__SHORT PROBLEM__
List every person or deity named by proper name in the article on Sonnet 154 below.

::: EXCERPTED TEXT :::

Shakespeare Sonnet 154

The little Love-god lying once asleep

© Linda Sue Grimes

Jun 4, 2009
Edward de Vere - The Writer of Shakespeare, Wikimedia Commons
Paraphrasing sonnet 153, sonnet 154 pairs up with its predecessor to bring down the curtain on this drama of unfulfilled love ("lust") between speaker and mistress.

Because Sonnet 154 is essentially a paraphrase of Sonnet 153, it, therefore, bears the same message. The two final sonnets keep the same theme, a complaint of unrequited, scorned love, while dressing the complaint with the gaudy clothing of mythological allusion. Employing the Roman god, Cupid, and the goddess Diana, the speaker achieves a distance from his feelings—a distance that he, no doubt, hopes will finally bring him some comfort.

In most of the “dark lady” sonnets, the speaker addresses the mistress directly or makes it clear that what he is saying is intended specifically for her ears.

In the last two sonnets, the speaker does not address the mistress; he does mention her, but he is speaking now about her instead of directly to her. He is now withdrawing from the drama; the reader senses that he has grown weary from his battle for the lady’s love, and now he just decides to make a philosophical drama that heralds the ending, saying essentially, “I’m through.”

::: RECORDS :::

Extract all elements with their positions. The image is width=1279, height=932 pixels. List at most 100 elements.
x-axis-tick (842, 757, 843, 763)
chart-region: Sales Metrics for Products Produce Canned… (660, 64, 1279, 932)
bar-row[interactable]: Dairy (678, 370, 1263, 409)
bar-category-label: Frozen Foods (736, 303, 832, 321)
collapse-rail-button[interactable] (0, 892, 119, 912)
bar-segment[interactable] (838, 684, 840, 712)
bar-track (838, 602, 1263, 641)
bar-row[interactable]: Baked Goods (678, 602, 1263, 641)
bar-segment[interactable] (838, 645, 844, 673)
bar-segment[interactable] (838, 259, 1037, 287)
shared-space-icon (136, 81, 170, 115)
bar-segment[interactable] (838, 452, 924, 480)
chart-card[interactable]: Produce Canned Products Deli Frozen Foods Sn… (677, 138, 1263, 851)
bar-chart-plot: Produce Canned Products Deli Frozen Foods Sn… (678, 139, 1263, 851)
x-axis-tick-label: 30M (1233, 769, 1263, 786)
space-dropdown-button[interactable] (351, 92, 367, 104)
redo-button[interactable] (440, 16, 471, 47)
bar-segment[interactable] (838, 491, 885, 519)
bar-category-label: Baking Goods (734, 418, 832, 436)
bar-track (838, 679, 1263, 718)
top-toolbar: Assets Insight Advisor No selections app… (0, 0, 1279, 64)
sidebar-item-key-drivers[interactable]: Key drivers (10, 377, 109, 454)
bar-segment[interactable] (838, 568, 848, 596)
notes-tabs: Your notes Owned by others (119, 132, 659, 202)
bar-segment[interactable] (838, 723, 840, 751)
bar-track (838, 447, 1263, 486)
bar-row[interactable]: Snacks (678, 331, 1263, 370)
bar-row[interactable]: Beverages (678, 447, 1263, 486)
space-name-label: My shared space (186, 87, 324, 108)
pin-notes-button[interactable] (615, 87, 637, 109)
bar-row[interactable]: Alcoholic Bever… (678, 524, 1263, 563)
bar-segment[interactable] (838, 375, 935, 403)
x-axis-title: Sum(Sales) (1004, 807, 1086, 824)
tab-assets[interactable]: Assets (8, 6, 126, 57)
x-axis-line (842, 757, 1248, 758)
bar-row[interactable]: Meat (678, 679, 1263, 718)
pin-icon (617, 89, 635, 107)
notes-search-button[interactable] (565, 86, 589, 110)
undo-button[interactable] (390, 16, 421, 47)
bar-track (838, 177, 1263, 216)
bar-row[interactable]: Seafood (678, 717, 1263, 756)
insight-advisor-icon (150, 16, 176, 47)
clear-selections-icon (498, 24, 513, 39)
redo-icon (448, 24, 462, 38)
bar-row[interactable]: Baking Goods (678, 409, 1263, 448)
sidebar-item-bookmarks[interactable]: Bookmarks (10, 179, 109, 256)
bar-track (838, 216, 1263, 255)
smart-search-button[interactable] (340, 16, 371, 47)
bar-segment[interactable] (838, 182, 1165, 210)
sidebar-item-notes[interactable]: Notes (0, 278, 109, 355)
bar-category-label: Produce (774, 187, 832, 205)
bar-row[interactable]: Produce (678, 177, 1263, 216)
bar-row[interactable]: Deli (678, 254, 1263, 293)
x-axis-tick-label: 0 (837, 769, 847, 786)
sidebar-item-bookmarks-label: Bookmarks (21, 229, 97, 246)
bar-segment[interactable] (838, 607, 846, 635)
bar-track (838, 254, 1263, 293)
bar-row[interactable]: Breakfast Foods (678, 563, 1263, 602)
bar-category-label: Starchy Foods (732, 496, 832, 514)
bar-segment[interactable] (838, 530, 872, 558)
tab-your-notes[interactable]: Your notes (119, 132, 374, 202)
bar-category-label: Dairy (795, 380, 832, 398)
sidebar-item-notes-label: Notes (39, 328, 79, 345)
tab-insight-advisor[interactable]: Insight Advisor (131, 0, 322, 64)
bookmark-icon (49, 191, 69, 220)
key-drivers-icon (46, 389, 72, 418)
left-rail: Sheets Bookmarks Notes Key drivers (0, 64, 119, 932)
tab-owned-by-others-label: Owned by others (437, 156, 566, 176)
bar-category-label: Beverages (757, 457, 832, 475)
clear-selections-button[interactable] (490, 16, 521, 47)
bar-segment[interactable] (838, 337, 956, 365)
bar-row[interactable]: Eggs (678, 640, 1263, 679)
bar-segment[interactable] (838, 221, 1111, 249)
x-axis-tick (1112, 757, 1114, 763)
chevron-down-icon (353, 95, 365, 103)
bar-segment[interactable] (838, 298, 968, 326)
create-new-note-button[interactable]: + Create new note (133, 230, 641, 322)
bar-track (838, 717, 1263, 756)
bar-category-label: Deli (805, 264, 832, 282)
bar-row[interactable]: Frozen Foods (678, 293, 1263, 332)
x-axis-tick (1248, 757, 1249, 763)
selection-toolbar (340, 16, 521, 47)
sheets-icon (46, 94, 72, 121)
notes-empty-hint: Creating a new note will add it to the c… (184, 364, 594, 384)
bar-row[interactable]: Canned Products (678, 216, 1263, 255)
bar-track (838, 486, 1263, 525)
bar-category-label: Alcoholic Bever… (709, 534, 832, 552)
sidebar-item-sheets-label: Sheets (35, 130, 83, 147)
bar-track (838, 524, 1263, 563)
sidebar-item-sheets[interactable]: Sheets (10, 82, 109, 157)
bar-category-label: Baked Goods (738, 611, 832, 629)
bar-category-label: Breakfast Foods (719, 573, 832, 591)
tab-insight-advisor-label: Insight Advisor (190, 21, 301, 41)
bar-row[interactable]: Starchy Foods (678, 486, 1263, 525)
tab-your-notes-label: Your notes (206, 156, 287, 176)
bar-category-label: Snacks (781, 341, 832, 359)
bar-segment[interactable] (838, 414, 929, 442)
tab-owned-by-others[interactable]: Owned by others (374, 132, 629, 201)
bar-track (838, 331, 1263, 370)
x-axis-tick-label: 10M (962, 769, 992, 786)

:::
::: RECORDS :::

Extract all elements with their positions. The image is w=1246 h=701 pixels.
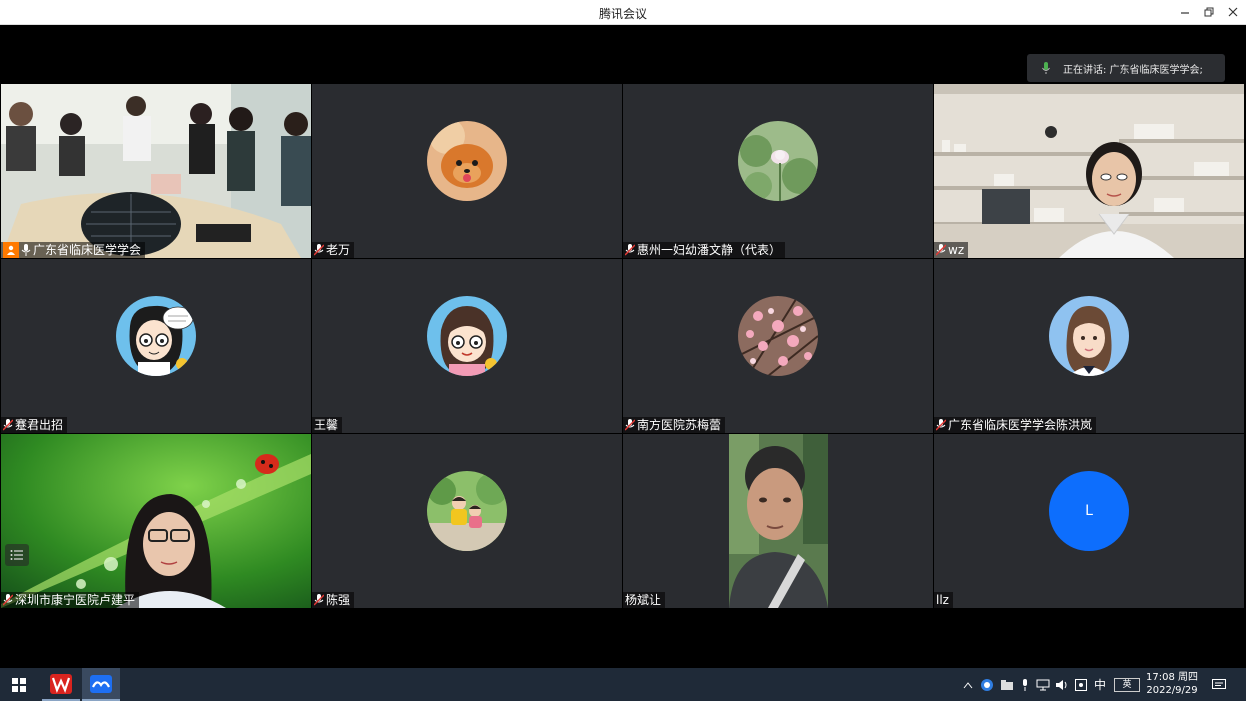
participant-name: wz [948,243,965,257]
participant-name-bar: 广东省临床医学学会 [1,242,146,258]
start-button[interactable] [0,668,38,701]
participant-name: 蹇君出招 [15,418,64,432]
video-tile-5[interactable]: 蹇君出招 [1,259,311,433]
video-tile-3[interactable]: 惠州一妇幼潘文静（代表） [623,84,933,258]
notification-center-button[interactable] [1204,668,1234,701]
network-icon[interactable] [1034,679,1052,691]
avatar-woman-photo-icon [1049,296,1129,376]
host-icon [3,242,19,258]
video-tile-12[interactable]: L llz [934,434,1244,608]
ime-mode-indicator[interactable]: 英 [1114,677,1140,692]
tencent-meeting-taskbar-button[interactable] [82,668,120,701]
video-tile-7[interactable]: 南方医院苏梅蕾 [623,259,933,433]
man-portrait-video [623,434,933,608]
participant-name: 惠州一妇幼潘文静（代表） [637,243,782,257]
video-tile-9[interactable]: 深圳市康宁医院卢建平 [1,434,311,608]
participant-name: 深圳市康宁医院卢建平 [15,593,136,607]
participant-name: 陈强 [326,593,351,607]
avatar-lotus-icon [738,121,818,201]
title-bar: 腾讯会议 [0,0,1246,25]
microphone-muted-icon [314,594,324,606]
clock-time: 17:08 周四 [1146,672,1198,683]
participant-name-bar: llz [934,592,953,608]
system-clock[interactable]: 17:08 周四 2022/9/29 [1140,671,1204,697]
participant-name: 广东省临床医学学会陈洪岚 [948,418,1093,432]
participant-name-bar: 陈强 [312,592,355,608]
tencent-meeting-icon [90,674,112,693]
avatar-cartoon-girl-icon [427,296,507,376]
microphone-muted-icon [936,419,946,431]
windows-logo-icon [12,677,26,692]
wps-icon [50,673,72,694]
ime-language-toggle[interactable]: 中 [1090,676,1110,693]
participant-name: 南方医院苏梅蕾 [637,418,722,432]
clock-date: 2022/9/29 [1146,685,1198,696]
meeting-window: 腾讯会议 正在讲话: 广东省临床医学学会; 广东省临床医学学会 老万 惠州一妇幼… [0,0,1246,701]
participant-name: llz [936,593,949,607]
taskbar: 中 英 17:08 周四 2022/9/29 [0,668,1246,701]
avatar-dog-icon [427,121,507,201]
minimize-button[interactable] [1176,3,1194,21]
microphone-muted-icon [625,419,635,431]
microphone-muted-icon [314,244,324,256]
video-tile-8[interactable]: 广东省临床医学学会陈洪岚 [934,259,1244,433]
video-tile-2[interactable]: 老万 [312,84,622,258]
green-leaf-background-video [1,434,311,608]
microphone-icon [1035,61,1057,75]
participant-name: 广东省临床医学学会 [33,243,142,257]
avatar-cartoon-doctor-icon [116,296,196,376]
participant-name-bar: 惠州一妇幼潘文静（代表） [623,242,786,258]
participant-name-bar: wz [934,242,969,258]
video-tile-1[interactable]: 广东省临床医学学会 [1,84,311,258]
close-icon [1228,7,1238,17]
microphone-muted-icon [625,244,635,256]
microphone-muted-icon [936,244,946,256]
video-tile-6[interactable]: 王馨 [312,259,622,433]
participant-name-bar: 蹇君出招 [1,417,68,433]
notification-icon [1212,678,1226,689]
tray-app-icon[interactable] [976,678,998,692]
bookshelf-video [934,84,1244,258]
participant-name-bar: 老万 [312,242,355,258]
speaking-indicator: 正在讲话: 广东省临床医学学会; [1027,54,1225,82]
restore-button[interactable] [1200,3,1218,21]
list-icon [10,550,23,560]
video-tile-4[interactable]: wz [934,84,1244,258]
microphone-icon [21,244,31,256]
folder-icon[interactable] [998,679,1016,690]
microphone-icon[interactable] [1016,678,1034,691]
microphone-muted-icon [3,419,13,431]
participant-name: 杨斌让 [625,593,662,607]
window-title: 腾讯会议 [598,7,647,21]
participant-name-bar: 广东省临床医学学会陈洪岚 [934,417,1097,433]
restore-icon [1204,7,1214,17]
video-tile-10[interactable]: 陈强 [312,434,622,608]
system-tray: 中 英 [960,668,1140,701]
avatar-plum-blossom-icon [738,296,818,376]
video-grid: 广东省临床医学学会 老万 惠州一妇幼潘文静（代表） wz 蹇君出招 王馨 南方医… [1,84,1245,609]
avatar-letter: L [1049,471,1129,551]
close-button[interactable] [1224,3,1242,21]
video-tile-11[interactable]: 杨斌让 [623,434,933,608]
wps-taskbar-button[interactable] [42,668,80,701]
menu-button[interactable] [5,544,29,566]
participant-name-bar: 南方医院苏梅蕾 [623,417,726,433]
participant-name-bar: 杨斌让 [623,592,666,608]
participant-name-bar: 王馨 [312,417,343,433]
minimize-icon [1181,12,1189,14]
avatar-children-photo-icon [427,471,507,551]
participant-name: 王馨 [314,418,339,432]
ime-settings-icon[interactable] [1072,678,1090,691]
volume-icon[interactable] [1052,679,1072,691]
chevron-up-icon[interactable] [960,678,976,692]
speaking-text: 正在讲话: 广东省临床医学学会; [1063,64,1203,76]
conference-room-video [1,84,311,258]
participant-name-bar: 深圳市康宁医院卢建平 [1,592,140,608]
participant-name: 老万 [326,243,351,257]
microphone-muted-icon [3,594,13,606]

:::

__COMPLETE ANSWER__
- Shakespeare
- Linda Sue Grimes
- Edward de Vere
- Cupid
- Diana